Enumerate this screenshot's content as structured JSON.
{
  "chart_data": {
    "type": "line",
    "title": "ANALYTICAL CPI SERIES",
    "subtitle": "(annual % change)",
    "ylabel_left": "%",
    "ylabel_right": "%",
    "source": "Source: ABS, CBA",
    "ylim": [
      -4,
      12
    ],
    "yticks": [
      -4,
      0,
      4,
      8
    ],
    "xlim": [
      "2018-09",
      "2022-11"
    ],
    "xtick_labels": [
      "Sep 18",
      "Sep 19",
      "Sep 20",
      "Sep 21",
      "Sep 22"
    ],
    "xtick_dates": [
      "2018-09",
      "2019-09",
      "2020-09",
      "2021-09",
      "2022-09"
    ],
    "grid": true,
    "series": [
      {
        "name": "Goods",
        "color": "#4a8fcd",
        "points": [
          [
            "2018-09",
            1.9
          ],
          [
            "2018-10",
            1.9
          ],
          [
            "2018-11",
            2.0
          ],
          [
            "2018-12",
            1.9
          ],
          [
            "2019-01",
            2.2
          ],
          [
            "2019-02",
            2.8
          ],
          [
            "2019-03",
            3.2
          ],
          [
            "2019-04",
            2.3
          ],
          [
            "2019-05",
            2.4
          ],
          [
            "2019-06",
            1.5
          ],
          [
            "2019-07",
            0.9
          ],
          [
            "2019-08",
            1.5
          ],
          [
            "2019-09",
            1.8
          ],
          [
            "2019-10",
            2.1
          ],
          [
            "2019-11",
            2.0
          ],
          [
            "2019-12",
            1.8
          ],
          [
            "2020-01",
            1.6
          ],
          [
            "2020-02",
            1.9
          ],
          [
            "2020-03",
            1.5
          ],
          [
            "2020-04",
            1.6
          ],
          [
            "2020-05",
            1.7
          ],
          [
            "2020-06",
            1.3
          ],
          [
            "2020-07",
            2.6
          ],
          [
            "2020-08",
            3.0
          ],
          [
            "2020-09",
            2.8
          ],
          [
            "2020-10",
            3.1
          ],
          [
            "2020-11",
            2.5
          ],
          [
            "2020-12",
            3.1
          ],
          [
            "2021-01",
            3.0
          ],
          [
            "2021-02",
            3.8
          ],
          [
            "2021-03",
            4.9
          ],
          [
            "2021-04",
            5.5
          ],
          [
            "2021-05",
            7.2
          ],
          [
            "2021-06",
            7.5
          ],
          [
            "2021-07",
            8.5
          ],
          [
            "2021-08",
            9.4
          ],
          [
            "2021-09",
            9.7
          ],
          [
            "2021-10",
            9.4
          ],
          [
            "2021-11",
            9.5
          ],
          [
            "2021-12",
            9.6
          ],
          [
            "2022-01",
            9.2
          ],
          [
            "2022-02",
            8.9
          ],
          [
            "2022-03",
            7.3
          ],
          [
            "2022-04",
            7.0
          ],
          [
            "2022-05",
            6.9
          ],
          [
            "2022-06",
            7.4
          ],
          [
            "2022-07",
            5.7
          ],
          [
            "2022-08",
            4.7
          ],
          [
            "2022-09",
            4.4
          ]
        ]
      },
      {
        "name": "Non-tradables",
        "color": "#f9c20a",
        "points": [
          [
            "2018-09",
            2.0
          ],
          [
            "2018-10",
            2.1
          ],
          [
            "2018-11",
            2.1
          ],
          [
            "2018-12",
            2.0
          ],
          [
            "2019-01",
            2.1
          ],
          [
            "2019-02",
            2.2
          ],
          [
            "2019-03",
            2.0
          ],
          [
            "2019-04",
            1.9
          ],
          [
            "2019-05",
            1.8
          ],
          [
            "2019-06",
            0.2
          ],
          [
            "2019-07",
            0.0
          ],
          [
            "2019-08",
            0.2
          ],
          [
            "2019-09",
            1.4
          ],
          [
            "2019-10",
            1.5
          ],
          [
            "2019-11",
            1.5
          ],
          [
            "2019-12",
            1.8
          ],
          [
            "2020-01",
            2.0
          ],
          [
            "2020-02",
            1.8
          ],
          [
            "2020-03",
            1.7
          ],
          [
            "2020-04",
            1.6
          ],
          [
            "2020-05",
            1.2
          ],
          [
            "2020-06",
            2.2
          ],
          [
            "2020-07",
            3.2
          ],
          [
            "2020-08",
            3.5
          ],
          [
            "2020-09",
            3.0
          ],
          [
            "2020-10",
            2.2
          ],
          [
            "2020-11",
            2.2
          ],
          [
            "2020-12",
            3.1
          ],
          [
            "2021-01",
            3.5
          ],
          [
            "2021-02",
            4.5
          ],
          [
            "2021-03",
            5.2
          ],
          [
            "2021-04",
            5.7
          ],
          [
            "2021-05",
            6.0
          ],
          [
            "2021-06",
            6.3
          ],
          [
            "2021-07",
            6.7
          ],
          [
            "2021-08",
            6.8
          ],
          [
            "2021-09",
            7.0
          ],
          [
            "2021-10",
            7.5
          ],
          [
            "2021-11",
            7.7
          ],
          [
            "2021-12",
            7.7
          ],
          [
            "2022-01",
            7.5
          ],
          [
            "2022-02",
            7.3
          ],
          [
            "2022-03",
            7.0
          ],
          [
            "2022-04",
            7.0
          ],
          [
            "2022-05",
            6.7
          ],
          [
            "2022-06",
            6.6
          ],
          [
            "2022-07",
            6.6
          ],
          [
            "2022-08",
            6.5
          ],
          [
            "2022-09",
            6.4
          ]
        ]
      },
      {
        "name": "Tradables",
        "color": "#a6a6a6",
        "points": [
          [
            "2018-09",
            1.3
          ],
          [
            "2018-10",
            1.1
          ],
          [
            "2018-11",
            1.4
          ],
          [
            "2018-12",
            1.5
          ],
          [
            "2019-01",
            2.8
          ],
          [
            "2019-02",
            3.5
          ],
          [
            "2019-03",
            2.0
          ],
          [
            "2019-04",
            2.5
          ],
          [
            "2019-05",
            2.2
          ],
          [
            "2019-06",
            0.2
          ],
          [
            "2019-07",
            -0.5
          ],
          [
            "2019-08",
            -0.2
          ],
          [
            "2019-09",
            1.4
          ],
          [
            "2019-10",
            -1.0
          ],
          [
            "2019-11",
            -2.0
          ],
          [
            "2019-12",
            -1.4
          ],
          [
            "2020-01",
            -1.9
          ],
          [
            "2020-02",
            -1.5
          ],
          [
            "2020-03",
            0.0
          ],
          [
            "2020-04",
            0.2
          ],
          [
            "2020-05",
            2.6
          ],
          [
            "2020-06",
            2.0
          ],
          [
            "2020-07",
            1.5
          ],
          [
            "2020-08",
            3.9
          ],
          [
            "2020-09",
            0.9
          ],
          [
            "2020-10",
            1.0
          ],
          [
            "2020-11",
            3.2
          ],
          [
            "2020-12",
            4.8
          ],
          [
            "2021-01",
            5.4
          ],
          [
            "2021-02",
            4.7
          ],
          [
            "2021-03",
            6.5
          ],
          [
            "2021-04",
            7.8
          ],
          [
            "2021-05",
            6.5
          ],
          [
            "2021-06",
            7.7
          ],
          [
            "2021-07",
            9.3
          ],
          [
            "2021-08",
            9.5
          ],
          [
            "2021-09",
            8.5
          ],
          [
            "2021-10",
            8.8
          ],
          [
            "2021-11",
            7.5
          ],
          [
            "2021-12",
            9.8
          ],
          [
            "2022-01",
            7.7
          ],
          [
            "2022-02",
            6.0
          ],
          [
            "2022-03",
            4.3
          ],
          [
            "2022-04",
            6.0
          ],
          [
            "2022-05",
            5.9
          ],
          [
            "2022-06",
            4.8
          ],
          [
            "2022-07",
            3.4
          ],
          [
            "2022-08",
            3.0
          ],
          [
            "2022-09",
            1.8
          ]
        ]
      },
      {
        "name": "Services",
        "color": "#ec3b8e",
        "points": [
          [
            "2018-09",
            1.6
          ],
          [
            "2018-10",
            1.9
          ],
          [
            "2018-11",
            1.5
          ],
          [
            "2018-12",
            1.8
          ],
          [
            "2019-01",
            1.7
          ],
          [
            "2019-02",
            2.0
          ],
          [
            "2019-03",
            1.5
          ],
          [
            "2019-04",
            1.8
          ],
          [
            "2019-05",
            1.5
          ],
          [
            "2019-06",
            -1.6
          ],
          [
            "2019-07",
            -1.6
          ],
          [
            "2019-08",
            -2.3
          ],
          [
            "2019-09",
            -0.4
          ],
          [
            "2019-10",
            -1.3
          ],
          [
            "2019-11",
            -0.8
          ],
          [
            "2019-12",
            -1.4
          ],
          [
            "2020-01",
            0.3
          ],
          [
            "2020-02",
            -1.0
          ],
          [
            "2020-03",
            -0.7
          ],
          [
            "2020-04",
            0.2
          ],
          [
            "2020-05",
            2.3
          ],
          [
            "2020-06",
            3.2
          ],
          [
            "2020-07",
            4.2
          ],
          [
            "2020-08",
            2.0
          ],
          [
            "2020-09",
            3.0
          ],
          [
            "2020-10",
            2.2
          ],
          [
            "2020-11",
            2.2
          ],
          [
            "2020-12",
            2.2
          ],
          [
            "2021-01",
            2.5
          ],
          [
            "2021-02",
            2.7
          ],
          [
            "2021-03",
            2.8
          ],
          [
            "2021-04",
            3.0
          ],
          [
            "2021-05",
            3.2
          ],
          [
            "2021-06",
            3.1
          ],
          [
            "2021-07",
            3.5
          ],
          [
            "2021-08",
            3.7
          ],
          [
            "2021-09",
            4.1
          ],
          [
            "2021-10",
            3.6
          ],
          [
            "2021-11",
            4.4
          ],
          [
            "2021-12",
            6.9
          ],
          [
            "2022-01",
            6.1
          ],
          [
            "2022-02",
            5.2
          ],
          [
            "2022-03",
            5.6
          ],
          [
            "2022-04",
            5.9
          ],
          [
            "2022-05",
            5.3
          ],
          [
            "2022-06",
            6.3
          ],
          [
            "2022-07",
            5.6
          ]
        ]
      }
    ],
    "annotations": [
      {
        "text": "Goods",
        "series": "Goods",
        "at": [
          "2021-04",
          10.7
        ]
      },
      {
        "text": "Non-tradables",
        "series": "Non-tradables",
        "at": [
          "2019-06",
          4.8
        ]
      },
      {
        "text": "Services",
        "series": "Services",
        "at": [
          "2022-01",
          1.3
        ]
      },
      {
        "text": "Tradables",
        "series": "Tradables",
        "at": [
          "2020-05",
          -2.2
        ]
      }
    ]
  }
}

_ _ _ _ _

Instructions to follow:
Check each line above for the word "Services", and copy the lines where it appears.

Task output:
        "name": "Services",
        "text": "Services",
        "series": "Services",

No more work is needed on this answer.